> **AUFGABE**
Führe den unten stehenden Text über Außenpolitik in einer globalisierten Welt im Anschluss an seinen letzten Satz weiter.

═══ VORGEGEBENER TEXT ═══

Ab dem Zeitpunkt, wo die Außenpolitik begann, Fragen zu behandeln, die das Wohl der Bürger direkt betrafen, ist die vorher bestehende Trennungslinie mehr und mehr weggefallen: Gesundheit, Umweltschutz, Transport und Verkehr, wirtschaftliche Zusammenarbeit, Bildung und selbst die Sozialpolitik bekamen mehr und mehr eine internationale Komponente. Eine Lösung all dieser Probleme im ausschließlich nationalen Rahmen erwies sich in einer globalisierten Welt als immer schwieriger.

Enge Verflechtungen

Wie eng diese Verflechtung heute ist, geht auch sehr deutlich aus einem Bericht des Generalsekretärs der Vereinten Nationen hervor, den dieser unter dem Titel "Wir, die Völker: Die Rolle der Vereinten Nationen im 21. Jahrhundert" der Millenniums-Versammlung der Vereinten Nationen im März 2000 vorlegte. Ausgehend von der Überlegung, dass sich die Welt seit Gründung der Vereinten Nationen von einer "inter-nationalen" zu einer globalen entwickelt hat, verlangte der Generalsekretär, "gemeinsam zu lernen, diese Globalisierung zu nützen". Gleichzeitig zeigte er eine Reihe von Problemen auf, wo eine Lösung nur zusammen mit den innerstaatlichen Organen gefunden werden kann: Die grenzüberschreitende Umweltverschmutzung und die Folgen der Industrialisierung auf den globalen Klimawandel müssen in diesem Sinne bewältigt werden. Auch gegen die internationale Kriminalität, die die neuesten Technologien nützt, um weltweit mit Drogen, Waffen, Edelmetallen oder sogar mit Menschen zu handeln, müsse man zusammenarbeiten.

Die Bekämpfung der Armut, die Gesundheit, die Bildung, die Eindämmung der Bevölkerungsexplosion, die Emanzipation der Frauen und die Schaffung von Arbeitsplätzen nannte der UNO-Generalsekretär ebenfalls als Themen, die sowohl eine innerstaatliche als auch eine internationale Dimension haben. Insgesamt sind dies vor allem Problemkreise, die zunächst in den Aufgabenkreis nationaler Regierungen fallen. Dabei ist eine Problemlösung ohne internationale Zusammenarbeit kaum mehr möglich. AIDS hat sich von Zentralafrika aus in die ganze Welt ausgebreitet, und die Bevölkerungsexplosion führt zu den transkontinentalen Migrationsströmen.

═══ DATENZEILEN ═══

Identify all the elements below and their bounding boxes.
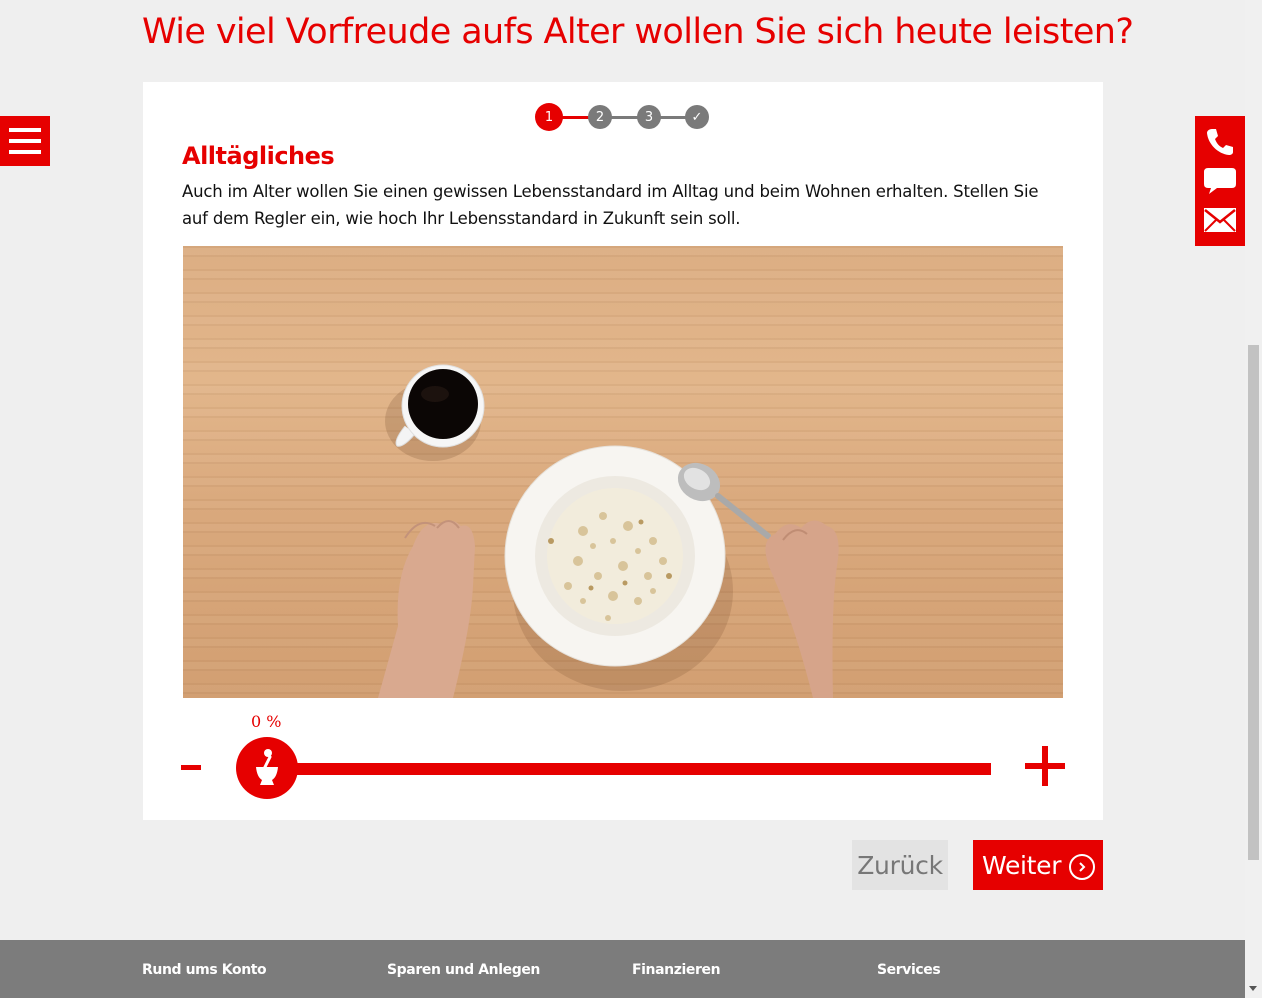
progress-stepper: 1 2 3 ✓: [535, 103, 715, 131]
breakfast-illustration: [378, 364, 839, 698]
slider-increase-button[interactable]: [1025, 746, 1065, 786]
next-button[interactable]: Weiter: [973, 840, 1103, 890]
hamburger-menu-icon-bar: [9, 150, 41, 154]
slider-track[interactable]: [263, 763, 991, 775]
footer-heading-finanzieren[interactable]: Finanzieren: [632, 962, 721, 978]
section-title: Alltägliches: [182, 142, 335, 170]
contact-bar: [1195, 116, 1245, 246]
step-1[interactable]: 1: [535, 103, 563, 131]
footer-heading-konto[interactable]: Rund ums Konto: [142, 962, 267, 978]
hamburger-menu-icon: [9, 128, 41, 132]
page-scrollbar[interactable]: [1245, 0, 1262, 998]
step-3[interactable]: 3: [637, 105, 661, 129]
section-description: Auch im Alter wollen Sie einen gewissen …: [182, 182, 1039, 228]
step-2[interactable]: 2: [588, 105, 612, 129]
page-title: Wie viel Vorfreude aufs Alter wollen Sie…: [142, 12, 1134, 52]
slider-thumb[interactable]: [236, 737, 298, 799]
hamburger-menu-button[interactable]: [0, 116, 50, 166]
footer-heading-sparen[interactable]: Sparen und Anlegen: [387, 962, 540, 978]
footer: Rund ums Konto Sparen und Anlegen Finanz…: [0, 940, 1245, 998]
chat-bubble-icon[interactable]: [1202, 165, 1238, 197]
footer-column-finanzieren[interactable]: Finanzieren: [632, 962, 721, 978]
hamburger-menu-icon-bar: [9, 139, 41, 143]
mortar-pestle-icon: [256, 749, 278, 785]
scroll-down-arrow-icon[interactable]: [1249, 986, 1257, 991]
breakfast-photo: [183, 246, 1063, 698]
footer-column-konto[interactable]: Rund ums Konto: [142, 962, 267, 978]
chevron-right-circle-icon: [1069, 854, 1096, 880]
next-button-label: Weiter: [982, 850, 1062, 880]
footer-column-sparen[interactable]: Sparen und Anlegen: [387, 962, 540, 978]
mail-icon[interactable]: [1202, 204, 1238, 236]
footer-heading-services[interactable]: Services: [877, 962, 941, 978]
footer-column-services[interactable]: Services: [877, 962, 941, 978]
plus-icon-vertical: [1042, 746, 1048, 786]
step-done[interactable]: ✓: [685, 105, 709, 129]
scrollbar-thumb[interactable]: [1248, 345, 1259, 860]
slider-decrease-button[interactable]: [181, 765, 201, 770]
slider-value-label: 0 %: [251, 712, 282, 731]
phone-icon[interactable]: [1202, 126, 1238, 158]
calculator-card: 1 2 3 ✓ Alltägliches Auch im Alter wolle…: [143, 82, 1103, 820]
back-button[interactable]: Zurück: [852, 840, 948, 890]
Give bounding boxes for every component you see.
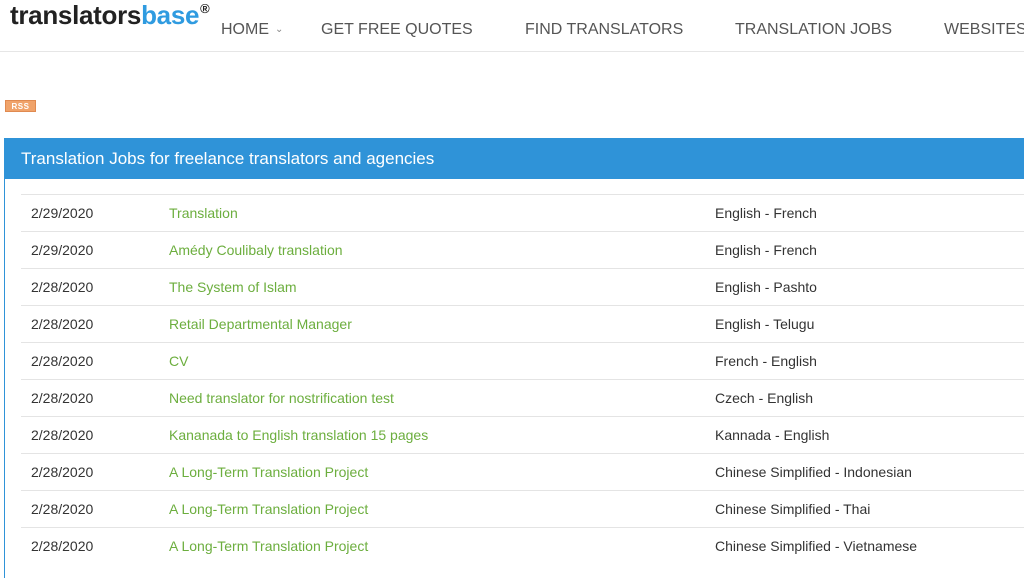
job-date: 2/28/2020 xyxy=(31,353,94,369)
job-row: 2/28/2020 CV French - English xyxy=(21,342,1024,379)
nav-item-label: HOME xyxy=(221,21,269,38)
chevron-down-icon: ⌄ xyxy=(275,24,284,35)
nav-item-websites[interactable]: WEBSITES xyxy=(944,18,1024,42)
job-language-pair: English - French xyxy=(715,205,817,221)
job-row: 2/28/2020 A Long-Term Translation Project… xyxy=(21,527,1024,564)
job-title-link[interactable]: The System of Islam xyxy=(169,269,297,305)
job-row: 2/28/2020 A Long-Term Translation Project… xyxy=(21,490,1024,527)
job-date: 2/28/2020 xyxy=(31,427,94,443)
nav-item-translation-jobs[interactable]: TRANSLATION JOBS xyxy=(735,18,892,42)
jobs-list: 2/29/2020 Translation English - French 2/29… xyxy=(21,194,1024,564)
logo-text-translators: translators xyxy=(10,0,142,30)
job-title-link[interactable]: CV xyxy=(169,343,188,379)
site-header: translatorsbase® HOME ⌄ GET FREE QUOTES F… xyxy=(0,0,1024,52)
job-date: 2/29/2020 xyxy=(31,242,94,258)
job-date: 2/28/2020 xyxy=(31,390,94,406)
job-language-pair: Chinese Simplified - Indonesian xyxy=(715,464,912,480)
job-row: 2/28/2020 Need translator for nostrificat… xyxy=(21,379,1024,416)
job-language-pair: Chinese Simplified - Thai xyxy=(715,501,871,517)
job-date: 2/28/2020 xyxy=(31,538,94,554)
job-row: 2/28/2020 A Long-Term Translation Project… xyxy=(21,453,1024,490)
job-language-pair: English - Pashto xyxy=(715,279,817,295)
logo-text-base: base xyxy=(141,0,200,30)
job-date: 2/28/2020 xyxy=(31,316,94,332)
job-date: 2/29/2020 xyxy=(31,205,94,221)
job-language-pair: Chinese Simplified - Vietnamese xyxy=(715,538,918,554)
job-title-link[interactable]: Translation xyxy=(169,195,238,231)
job-date: 2/28/2020 xyxy=(31,279,94,295)
job-language-pair: Czech - English xyxy=(715,390,814,406)
job-language-pair: Kannada - English xyxy=(715,427,830,443)
rss-feed-button[interactable]: RSS xyxy=(5,100,36,112)
job-row: 2/28/2020 Kananada to English translation… xyxy=(21,416,1024,453)
nav-item-home[interactable]: HOME ⌄ xyxy=(221,18,283,44)
logo-registered-mark: ® xyxy=(200,1,210,16)
job-date: 2/28/2020 xyxy=(31,501,94,517)
job-row: 2/28/2020 Retail Departmental Manager Engl… xyxy=(21,305,1024,342)
job-row: 2/29/2020 Amédy Coulibaly translation Engl… xyxy=(21,231,1024,268)
nav-item-find-translators[interactable]: FIND TRANSLATORS xyxy=(525,18,683,42)
job-title-link[interactable]: Kananada to English translation 15 pages xyxy=(169,417,428,453)
panel-title: Translation Jobs for freelance translato… xyxy=(5,138,1024,179)
job-row: 2/29/2020 Translation English - French xyxy=(21,194,1024,231)
site-logo[interactable]: translatorsbase® xyxy=(10,0,210,35)
job-title-link[interactable]: A Long-Term Translation Project xyxy=(169,491,368,527)
nav-item-get-free-quotes[interactable]: GET FREE QUOTES xyxy=(321,18,473,42)
job-language-pair: French - English xyxy=(715,353,817,369)
job-language-pair: English - French xyxy=(715,242,817,258)
job-title-link[interactable]: Need translator for nostrification test xyxy=(169,380,394,416)
job-title-link[interactable]: A Long-Term Translation Project xyxy=(169,528,368,564)
jobs-panel: Translation Jobs for freelance translato… xyxy=(4,138,1024,578)
job-title-link[interactable]: Amédy Coulibaly translation xyxy=(169,232,343,268)
job-title-link[interactable]: Retail Departmental Manager xyxy=(169,306,352,342)
job-date: 2/28/2020 xyxy=(31,464,94,480)
job-row: 2/28/2020 The System of Islam English - Pa… xyxy=(21,268,1024,305)
job-title-link[interactable]: A Long-Term Translation Project xyxy=(169,454,368,490)
job-language-pair: English - Telugu xyxy=(715,316,815,332)
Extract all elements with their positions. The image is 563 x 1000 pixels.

═══

> **ANTWORT**
Auch wenn auf internationaler Ebene manchmal immer noch mehr Absichtserklärungen als Problemlösungen angeboten werden, so ist es wichtig, dass die Notwendigkeit der Zusammenhänge erkannt wurde und die durch die Zusammenarbeit gebotenen Chancen genützt werden.

Der Wahlkreis bestimmt

die Außenpolitik

Wenn nun einerseits internationale Themen auch innenpolitisch relevant geworden sind, und sich andererseits die Außenpolitik dem Votum der Wähler stellen muss, was ist dann natürlicher, als dass sich zuständige Politiker auch bei außenpolitischen Entscheidungen nach der Meinung ihrer Wähler richten? Vielfach werden auch außenpolitische Fragen bewusst in die innenpolitische Diskussion gebracht, wenn man sich dadurch zusätzliche Wählerstimmen erhofft.

So haben die Abrüstungsverhandlungen der letzten Jahrzehnte im amerikanischen Kongress immer wieder eine Rolle gespielt, nicht zuletzt deshalb, weil sie eine "weichere" oder "härtere" Haltung im Kalten Krieg widergespiegelt haben. Die Gewährung der Meistbegünstigungsklausel mit China ist ebenfalls immer wieder Gegenstand innenpolitischer Diskussionen in den USA, so wie es während der letzten Jahre keine Wahlkampf gab, bei dem nicht die Sanktionen gegen den Irak eine gewisse Rolle gespielt hätten.

Ohne Meinungsumfragen wird im Weißen Haus, wie Dick Morris in seinem Buch "Behind the Oval Office" schildert, auch keine außenpolitische Entscheidung getroffen. Die amerikanische Intervention auf dem Balkan, oder das NATO-Bombardement im Kosovo erfolgten jedenfalls erst, als man sich ziemlich sicher war, die Mehrheit der Amerikaner würde die Aktion für gut und richtig halten. Bodentruppen wurden von Vornherein ausgeschlossen, der Krieg durfte nicht zu lange und der Kompromiss mit Präsident Milosevic nicht zu weich sein, um die Wahlchancen von Vizepräsident Al Gore nicht zu beeinträchtigen.

Was kurzfristig

Wählerstimmen bringt

Diese enge Verknüpfung von Außen- und Innenpolitik hat jedenfalls dazu geführt, dass außenpolitische Entscheidungen primär nicht mehr danach gefällt werden, was langfristig für das eigene Land und die internationale Gemeinschaft am besten ist. Man richtet sich vielmehr danach, was kurzfristig Wählerstimmen bringt. Als Präsidentschaftskandidat George W. Bush gefragt wurde, wie er zu einer Kosovo-Intervention stehe, antwortete er kurzerhand: "Für mich ist die entscheidende Frage, ob es für Amerika gut ist." Nun spricht für diese Antwort einmal, dass sie ehrlich ist, und dass dabei immerhin die Interessen eines ganzen Landes, noch dazu einer Supermacht, ins Kalkül gezogen werden. Was geschieht aber, wenn jede außenpolitische Entscheidung ausschließlich danach getroffen wird, was der Gemeinde eines Politikers, seinem Bezirk oder seiner Provinz gerade nützt?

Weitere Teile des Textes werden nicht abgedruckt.